Identify and reproduce every line holding the string "true".
═══ RECORDS FOR PROCESSING ═══
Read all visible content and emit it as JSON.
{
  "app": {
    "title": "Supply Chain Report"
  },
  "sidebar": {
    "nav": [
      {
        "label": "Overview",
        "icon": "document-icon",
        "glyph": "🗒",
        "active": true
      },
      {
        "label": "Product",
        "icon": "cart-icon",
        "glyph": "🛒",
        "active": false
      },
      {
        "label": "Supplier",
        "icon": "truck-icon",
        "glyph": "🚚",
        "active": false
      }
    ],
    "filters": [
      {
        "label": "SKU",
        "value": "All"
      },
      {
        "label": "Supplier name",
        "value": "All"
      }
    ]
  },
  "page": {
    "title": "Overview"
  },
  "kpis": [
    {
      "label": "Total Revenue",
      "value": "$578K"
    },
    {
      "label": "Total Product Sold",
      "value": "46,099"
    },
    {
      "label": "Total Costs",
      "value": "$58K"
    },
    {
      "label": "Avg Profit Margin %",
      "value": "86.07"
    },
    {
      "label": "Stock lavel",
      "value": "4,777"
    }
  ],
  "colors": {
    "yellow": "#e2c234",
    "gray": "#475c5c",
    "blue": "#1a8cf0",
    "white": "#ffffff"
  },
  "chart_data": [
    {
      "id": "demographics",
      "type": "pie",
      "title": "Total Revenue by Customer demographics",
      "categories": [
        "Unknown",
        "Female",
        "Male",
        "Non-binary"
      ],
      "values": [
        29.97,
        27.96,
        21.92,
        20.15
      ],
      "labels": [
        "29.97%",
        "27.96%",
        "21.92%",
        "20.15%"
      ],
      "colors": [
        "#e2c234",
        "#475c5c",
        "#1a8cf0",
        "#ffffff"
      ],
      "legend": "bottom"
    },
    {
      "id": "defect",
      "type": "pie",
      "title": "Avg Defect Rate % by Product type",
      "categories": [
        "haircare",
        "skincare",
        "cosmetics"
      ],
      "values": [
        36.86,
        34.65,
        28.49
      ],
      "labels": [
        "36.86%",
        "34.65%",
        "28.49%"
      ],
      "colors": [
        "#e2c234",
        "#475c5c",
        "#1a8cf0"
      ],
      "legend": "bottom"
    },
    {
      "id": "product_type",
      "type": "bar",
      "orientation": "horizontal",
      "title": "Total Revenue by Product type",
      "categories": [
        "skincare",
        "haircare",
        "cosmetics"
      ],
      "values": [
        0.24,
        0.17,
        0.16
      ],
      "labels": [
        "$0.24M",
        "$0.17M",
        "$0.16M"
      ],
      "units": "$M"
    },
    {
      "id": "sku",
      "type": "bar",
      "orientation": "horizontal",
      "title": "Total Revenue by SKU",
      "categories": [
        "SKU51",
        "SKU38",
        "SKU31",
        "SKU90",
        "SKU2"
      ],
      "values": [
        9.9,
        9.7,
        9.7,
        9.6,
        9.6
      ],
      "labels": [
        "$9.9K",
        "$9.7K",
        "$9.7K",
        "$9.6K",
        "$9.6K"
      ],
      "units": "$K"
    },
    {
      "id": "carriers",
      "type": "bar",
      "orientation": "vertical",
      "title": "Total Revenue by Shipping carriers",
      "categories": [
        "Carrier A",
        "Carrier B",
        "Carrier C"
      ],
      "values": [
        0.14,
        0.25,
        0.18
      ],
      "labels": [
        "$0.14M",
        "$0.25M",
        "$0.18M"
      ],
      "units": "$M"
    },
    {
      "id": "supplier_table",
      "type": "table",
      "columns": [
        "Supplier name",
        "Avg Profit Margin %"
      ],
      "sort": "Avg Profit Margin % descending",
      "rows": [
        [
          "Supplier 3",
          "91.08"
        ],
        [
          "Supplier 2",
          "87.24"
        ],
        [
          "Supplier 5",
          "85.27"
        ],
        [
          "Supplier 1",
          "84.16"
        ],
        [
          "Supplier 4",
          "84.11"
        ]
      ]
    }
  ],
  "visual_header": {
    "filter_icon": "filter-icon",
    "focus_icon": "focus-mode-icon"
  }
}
═══
═══ RECORDS FOR PROCESSING ═══
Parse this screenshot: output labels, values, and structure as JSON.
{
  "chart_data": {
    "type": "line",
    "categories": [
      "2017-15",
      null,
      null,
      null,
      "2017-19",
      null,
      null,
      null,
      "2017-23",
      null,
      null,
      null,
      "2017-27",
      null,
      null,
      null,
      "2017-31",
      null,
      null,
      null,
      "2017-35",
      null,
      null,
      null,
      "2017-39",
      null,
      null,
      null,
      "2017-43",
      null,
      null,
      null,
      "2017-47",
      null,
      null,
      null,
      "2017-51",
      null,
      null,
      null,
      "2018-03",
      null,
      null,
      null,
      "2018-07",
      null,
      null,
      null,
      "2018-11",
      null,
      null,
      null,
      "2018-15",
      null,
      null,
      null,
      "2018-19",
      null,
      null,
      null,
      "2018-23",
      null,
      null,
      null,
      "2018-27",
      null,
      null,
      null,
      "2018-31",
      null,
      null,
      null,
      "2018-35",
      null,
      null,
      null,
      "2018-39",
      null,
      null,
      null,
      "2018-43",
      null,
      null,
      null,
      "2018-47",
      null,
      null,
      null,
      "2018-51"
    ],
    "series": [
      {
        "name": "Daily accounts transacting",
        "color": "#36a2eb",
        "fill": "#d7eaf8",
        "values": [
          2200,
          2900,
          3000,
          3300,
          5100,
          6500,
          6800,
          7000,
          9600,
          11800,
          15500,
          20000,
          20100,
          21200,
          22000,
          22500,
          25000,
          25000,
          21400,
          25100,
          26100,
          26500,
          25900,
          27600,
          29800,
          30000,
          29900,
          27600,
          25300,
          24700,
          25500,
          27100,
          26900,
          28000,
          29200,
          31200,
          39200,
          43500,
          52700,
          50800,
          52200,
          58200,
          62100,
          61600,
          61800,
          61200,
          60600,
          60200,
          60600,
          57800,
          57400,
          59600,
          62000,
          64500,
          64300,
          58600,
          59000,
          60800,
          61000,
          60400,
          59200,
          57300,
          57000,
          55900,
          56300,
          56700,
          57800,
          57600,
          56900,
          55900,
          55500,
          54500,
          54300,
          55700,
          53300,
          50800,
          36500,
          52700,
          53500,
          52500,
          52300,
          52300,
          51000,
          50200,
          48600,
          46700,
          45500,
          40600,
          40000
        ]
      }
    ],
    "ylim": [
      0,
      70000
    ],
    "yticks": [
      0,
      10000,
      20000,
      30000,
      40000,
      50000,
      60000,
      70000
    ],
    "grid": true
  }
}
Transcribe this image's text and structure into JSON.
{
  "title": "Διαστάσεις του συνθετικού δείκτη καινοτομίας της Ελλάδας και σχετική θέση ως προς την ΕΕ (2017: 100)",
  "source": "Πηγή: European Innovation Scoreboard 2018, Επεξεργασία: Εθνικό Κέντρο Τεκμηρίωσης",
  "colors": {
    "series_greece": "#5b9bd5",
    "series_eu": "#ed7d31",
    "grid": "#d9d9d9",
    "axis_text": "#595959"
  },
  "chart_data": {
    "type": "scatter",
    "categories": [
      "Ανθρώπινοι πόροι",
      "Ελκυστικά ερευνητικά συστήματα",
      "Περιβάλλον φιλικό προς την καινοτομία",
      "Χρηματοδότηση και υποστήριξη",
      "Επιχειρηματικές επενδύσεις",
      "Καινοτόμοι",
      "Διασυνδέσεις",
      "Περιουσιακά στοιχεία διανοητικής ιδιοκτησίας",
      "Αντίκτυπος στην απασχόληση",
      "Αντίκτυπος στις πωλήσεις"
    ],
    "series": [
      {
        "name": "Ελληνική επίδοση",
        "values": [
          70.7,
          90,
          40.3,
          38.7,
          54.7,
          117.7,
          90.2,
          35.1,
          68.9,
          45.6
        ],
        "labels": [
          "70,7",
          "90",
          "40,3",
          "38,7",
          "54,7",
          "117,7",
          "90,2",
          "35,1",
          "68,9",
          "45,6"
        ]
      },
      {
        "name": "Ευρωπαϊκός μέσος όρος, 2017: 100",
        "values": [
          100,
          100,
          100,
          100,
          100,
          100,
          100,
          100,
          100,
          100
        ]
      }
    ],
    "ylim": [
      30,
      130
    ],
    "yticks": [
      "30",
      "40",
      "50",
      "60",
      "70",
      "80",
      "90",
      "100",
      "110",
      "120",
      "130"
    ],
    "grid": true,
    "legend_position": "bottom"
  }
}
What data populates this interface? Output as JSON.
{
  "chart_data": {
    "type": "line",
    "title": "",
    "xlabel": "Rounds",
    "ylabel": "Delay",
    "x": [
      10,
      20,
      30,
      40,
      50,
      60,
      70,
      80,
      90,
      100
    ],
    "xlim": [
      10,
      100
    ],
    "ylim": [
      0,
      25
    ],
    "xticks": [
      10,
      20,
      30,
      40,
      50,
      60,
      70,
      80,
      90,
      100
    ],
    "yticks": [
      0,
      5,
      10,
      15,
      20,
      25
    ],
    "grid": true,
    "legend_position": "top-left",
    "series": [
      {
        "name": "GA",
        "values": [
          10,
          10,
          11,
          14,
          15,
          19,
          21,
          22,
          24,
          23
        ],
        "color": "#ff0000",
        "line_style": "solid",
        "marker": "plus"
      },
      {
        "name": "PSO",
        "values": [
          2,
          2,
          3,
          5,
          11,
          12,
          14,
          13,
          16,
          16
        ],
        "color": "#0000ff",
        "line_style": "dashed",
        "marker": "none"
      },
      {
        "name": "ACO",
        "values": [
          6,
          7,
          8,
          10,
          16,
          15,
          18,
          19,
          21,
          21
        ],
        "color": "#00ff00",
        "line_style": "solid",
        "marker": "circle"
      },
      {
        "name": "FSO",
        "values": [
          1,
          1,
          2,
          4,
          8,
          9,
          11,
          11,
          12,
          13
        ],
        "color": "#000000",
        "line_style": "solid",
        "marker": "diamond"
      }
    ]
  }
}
═══
═══ RECORDS FOR PROCESSING ═══
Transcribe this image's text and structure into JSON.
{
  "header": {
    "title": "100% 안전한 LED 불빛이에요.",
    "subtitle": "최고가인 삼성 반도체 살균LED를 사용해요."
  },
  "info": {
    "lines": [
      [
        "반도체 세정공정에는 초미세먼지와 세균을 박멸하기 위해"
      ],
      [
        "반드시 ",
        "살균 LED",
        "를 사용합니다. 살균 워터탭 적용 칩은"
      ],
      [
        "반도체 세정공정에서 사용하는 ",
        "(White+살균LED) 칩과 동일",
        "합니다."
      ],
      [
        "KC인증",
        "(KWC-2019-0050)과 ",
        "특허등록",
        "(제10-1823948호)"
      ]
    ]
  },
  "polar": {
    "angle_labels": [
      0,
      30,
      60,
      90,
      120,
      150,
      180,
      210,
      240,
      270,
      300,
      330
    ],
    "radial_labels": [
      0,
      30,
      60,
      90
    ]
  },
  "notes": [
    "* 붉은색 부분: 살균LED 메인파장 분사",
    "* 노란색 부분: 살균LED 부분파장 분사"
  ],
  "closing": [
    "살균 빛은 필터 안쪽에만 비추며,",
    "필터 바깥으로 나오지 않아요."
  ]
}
═══
> [SOLUTION]
        "active": true
    "grid": true
    "grid": true,
    "grid": true,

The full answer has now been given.